» **Objective**: Output all records precisely as written.

» **Raw records**:
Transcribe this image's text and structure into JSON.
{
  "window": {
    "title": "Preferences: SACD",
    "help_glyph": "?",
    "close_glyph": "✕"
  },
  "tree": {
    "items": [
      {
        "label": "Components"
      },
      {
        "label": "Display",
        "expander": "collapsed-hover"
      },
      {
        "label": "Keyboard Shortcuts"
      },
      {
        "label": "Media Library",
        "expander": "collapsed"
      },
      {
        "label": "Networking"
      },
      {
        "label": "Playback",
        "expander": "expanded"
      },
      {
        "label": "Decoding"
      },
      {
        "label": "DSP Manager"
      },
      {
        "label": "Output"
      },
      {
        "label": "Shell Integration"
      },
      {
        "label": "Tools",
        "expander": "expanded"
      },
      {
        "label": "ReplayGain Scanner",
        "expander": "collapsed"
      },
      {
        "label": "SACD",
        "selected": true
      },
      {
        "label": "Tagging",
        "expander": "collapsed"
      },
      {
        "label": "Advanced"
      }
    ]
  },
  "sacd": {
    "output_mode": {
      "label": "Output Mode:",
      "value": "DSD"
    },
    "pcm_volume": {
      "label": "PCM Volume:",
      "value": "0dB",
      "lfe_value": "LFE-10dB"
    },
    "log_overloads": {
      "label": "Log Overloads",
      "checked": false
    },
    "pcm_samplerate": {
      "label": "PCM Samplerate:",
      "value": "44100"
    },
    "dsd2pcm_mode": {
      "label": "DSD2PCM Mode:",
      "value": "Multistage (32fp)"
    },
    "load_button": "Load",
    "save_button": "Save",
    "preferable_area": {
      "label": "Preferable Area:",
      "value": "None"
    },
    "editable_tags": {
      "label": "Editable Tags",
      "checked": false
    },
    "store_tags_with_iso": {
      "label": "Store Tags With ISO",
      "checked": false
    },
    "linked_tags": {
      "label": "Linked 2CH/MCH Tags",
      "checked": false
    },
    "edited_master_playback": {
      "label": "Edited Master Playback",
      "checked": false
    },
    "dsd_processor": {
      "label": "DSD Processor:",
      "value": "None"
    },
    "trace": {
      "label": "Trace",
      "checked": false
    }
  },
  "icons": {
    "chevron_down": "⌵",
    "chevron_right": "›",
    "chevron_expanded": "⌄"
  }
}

» **Solution to this task**:
Transcribe this image's text and structure into JSON.
{
  "window": {
    "title": "Preferences: SACD",
    "help_glyph": "?",
    "close_glyph": "✕"
  },
  "tree": {
    "items": [
      {
        "label": "Components"
      },
      {
        "label": "Display",
        "expander": "collapsed-hover"
      },
      {
        "label": "Keyboard Shortcuts"
      },
      {
        "label": "Media Library",
        "expander": "collapsed"
      },
      {
        "label": "Networking"
      },
      {
        "label": "Playback",
        "expander": "expanded"
      },
      {
        "label": "Decoding"
      },
      {
        "label": "DSP Manager"
      },
      {
        "label": "Output"
      },
      {
        "label": "Shell Integration"
      },
      {
        "label": "Tools",
        "expander": "expanded"
      },
      {
        "label": "ReplayGain Scanner",
        "expander": "collapsed"
      },
      {
        "label": "SACD",
        "selected": true
      },
      {
        "label": "Tagging",
        "expander": "collapsed"
      },
      {
        "label": "Advanced"
      }
    ]
  },
  "sacd": {
    "output_mode": {
      "label": "Output Mode:",
      "value": "DSD"
    },
    "pcm_volume": {
      "label": "PCM Volume:",
      "value": "0dB",
      "lfe_value": "LFE-10dB"
    },
    "log_overloads": {
      "label": "Log Overloads",
      "checked": false
    },
    "pcm_samplerate": {
      "label": "PCM Samplerate:",
      "value": "44100"
    },
    "dsd2pcm_mode": {
      "label": "DSD2PCM Mode:",
      "value": "Multistage (32fp)"
    },
    "load_button": "Load",
    "save_button": "Save",
    "preferable_area": {
      "label": "Preferable Area:",
      "value": "None"
    },
    "editable_tags": {
      "label": "Editable Tags",
      "checked": false
    },
    "store_tags_with_iso": {
      "label": "Store Tags With ISO",
      "checked": false
    },
    "linked_tags": {
      "label": "Linked 2CH/MCH Tags",
      "checked": false
    },
    "edited_master_playback": {
      "label": "Edited Master Playback",
      "checked": false
    },
    "dsd_processor": {
      "label": "DSD Processor:",
      "value": "None"
    },
    "trace": {
      "label": "Trace",
      "checked": false
    }
  },
  "icons": {
    "chevron_down": "⌵",
    "chevron_right": "›",
    "chevron_expanded": "⌄"
  }
}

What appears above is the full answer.